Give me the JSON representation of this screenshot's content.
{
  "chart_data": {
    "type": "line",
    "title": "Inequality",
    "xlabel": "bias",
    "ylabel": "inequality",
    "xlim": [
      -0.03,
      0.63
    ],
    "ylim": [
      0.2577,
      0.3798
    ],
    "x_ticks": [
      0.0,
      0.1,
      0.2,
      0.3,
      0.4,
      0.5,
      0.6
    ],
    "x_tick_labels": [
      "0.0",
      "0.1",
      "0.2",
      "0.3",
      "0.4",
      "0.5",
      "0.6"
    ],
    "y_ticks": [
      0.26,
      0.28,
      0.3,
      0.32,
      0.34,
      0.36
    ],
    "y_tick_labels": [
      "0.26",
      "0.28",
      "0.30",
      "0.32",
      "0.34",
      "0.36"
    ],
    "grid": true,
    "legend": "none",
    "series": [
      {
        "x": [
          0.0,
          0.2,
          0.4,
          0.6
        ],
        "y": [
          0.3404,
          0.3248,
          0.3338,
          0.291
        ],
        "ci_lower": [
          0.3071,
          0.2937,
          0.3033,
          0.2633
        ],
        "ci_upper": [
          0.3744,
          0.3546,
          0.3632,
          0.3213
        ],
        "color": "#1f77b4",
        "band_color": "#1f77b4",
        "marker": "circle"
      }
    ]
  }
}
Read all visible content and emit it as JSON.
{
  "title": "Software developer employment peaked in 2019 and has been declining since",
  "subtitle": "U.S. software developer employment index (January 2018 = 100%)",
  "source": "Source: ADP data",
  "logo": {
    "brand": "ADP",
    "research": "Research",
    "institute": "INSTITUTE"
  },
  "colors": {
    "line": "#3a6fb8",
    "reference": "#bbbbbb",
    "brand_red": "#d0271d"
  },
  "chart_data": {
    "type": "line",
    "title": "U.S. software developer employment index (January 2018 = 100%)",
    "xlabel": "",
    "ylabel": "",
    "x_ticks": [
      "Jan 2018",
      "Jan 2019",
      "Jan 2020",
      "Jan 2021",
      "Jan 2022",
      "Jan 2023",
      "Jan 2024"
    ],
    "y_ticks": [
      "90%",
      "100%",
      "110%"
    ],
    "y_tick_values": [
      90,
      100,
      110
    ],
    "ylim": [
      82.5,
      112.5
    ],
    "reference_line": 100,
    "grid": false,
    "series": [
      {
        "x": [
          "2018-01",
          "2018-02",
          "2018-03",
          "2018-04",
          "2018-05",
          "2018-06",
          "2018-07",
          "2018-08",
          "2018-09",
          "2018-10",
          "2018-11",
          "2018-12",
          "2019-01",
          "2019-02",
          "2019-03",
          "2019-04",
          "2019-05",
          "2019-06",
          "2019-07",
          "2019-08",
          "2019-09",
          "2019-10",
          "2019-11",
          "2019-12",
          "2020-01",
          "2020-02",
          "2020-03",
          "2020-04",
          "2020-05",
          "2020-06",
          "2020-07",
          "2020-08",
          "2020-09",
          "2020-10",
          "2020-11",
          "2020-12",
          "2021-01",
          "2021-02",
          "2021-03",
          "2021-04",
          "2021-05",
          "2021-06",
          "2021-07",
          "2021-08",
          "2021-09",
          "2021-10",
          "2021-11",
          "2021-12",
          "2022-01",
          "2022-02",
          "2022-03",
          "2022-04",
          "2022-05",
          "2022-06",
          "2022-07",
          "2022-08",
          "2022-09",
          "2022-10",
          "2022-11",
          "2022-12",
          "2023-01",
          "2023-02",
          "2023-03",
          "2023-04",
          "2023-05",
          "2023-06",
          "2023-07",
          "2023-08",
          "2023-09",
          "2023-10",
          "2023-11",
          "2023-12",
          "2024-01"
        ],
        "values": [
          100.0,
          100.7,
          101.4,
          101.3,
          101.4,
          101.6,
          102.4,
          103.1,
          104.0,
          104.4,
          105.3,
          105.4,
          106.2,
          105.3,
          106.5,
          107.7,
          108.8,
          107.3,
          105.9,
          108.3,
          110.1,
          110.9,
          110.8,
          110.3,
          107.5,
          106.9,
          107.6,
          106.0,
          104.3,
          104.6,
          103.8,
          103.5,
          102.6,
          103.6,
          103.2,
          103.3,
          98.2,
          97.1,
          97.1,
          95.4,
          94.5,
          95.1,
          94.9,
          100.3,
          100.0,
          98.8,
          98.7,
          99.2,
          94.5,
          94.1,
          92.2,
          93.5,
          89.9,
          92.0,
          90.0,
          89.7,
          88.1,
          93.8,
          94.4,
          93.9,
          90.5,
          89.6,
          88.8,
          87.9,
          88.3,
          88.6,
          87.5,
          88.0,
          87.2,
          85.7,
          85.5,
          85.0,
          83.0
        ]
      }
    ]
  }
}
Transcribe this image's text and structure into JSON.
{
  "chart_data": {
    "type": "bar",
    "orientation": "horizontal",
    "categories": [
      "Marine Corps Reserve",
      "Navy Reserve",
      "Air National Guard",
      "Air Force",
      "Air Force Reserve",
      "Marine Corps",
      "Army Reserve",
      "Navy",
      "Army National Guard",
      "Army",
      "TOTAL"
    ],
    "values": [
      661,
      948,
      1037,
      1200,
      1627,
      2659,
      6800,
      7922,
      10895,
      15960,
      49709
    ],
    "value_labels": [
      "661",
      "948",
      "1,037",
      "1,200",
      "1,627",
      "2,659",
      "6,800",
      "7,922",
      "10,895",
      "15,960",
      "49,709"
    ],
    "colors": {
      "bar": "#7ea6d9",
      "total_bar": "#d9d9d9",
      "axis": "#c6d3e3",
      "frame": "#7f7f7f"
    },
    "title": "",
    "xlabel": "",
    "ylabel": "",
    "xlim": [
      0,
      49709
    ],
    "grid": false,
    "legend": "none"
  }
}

==========

Output every entry shown above, exactly.

Give me the JSON representation of this screenshot's content.
{
  "chart_data": {
    "type": "line",
    "title": "Inequality",
    "xlabel": "bias",
    "ylabel": "inequality",
    "xlim": [
      -0.03,
      0.63
    ],
    "ylim": [
      0.2577,
      0.3798
    ],
    "x_ticks": [
      0.0,
      0.1,
      0.2,
      0.3,
      0.4,
      0.5,
      0.6
    ],
    "x_tick_labels": [
      "0.0",
      "0.1",
      "0.2",
      "0.3",
      "0.4",
      "0.5",
      "0.6"
    ],
    "y_ticks": [
      0.26,
      0.28,
      0.3,
      0.32,
      0.34,
      0.36
    ],
    "y_tick_labels": [
      "0.26",
      "0.28",
      "0.30",
      "0.32",
      "0.34",
      "0.36"
    ],
    "grid": true,
    "legend": "none",
    "series": [
      {
        "x": [
          0.0,
          0.2,
          0.4,
          0.6
        ],
        "y": [
          0.3404,
          0.3248,
          0.3338,
          0.291
        ],
        "ci_lower": [
          0.3071,
          0.2937,
          0.3033,
          0.2633
        ],
        "ci_upper": [
          0.3744,
          0.3546,
          0.3632,
          0.3213
        ],
        "color": "#1f77b4",
        "band_color": "#1f77b4",
        "marker": "circle"
      }
    ]
  }
}
Read all visible content and emit it as JSON.
{
  "title": "Software developer employment peaked in 2019 and has been declining since",
  "subtitle": "U.S. software developer employment index (January 2018 = 100%)",
  "source": "Source: ADP data",
  "logo": {
    "brand": "ADP",
    "research": "Research",
    "institute": "INSTITUTE"
  },
  "colors": {
    "line": "#3a6fb8",
    "reference": "#bbbbbb",
    "brand_red": "#d0271d"
  },
  "chart_data": {
    "type": "line",
    "title": "U.S. software developer employment index (January 2018 = 100%)",
    "xlabel": "",
    "ylabel": "",
    "x_ticks": [
      "Jan 2018",
      "Jan 2019",
      "Jan 2020",
      "Jan 2021",
      "Jan 2022",
      "Jan 2023",
      "Jan 2024"
    ],
    "y_ticks": [
      "90%",
      "100%",
      "110%"
    ],
    "y_tick_values": [
      90,
      100,
      110
    ],
    "ylim": [
      82.5,
      112.5
    ],
    "reference_line": 100,
    "grid": false,
    "series": [
      {
        "x": [
          "2018-01",
          "2018-02",
          "2018-03",
          "2018-04",
          "2018-05",
          "2018-06",
          "2018-07",
          "2018-08",
          "2018-09",
          "2018-10",
          "2018-11",
          "2018-12",
          "2019-01",
          "2019-02",
          "2019-03",
          "2019-04",
          "2019-05",
          "2019-06",
          "2019-07",
          "2019-08",
          "2019-09",
          "2019-10",
          "2019-11",
          "2019-12",
          "2020-01",
          "2020-02",
          "2020-03",
          "2020-04",
          "2020-05",
          "2020-06",
          "2020-07",
          "2020-08",
          "2020-09",
          "2020-10",
          "2020-11",
          "2020-12",
          "2021-01",
          "2021-02",
          "2021-03",
          "2021-04",
          "2021-05",
          "2021-06",
          "2021-07",
          "2021-08",
          "2021-09",
          "2021-10",
          "2021-11",
          "2021-12",
          "2022-01",
          "2022-02",
          "2022-03",
          "2022-04",
          "2022-05",
          "2022-06",
          "2022-07",
          "2022-08",
          "2022-09",
          "2022-10",
          "2022-11",
          "2022-12",
          "2023-01",
          "2023-02",
          "2023-03",
          "2023-04",
          "2023-05",
          "2023-06",
          "2023-07",
          "2023-08",
          "2023-09",
          "2023-10",
          "2023-11",
          "2023-12",
          "2024-01"
        ],
        "values": [
          100.0,
          100.7,
          101.4,
          101.3,
          101.4,
          101.6,
          102.4,
          103.1,
          104.0,
          104.4,
          105.3,
          105.4,
          106.2,
          105.3,
          106.5,
          107.7,
          108.8,
          107.3,
          105.9,
          108.3,
          110.1,
          110.9,
          110.8,
          110.3,
          107.5,
          106.9,
          107.6,
          106.0,
          104.3,
          104.6,
          103.8,
          103.5,
          102.6,
          103.6,
          103.2,
          103.3,
          98.2,
          97.1,
          97.1,
          95.4,
          94.5,
          95.1,
          94.9,
          100.3,
          100.0,
          98.8,
          98.7,
          99.2,
          94.5,
          94.1,
          92.2,
          93.5,
          89.9,
          92.0,
          90.0,
          89.7,
          88.1,
          93.8,
          94.4,
          93.9,
          90.5,
          89.6,
          88.8,
          87.9,
          88.3,
          88.6,
          87.5,
          88.0,
          87.2,
          85.7,
          85.5,
          85.0,
          83.0
        ]
      }
    ]
  }
}
Transcribe this image's text and structure into JSON.
{
  "chart_data": {
    "type": "bar",
    "orientation": "horizontal",
    "categories": [
      "Marine Corps Reserve",
      "Navy Reserve",
      "Air National Guard",
      "Air Force",
      "Air Force Reserve",
      "Marine Corps",
      "Army Reserve",
      "Navy",
      "Army National Guard",
      "Army",
      "TOTAL"
    ],
    "values": [
      661,
      948,
      1037,
      1200,
      1627,
      2659,
      6800,
      7922,
      10895,
      15960,
      49709
    ],
    "value_labels": [
      "661",
      "948",
      "1,037",
      "1,200",
      "1,627",
      "2,659",
      "6,800",
      "7,922",
      "10,895",
      "15,960",
      "49,709"
    ],
    "colors": {
      "bar": "#7ea6d9",
      "total_bar": "#d9d9d9",
      "axis": "#c6d3e3",
      "frame": "#7f7f7f"
    },
    "title": "",
    "xlabel": "",
    "ylabel": "",
    "xlim": [
      0,
      49709
    ],
    "grid": false,
    "legend": "none"
  }
}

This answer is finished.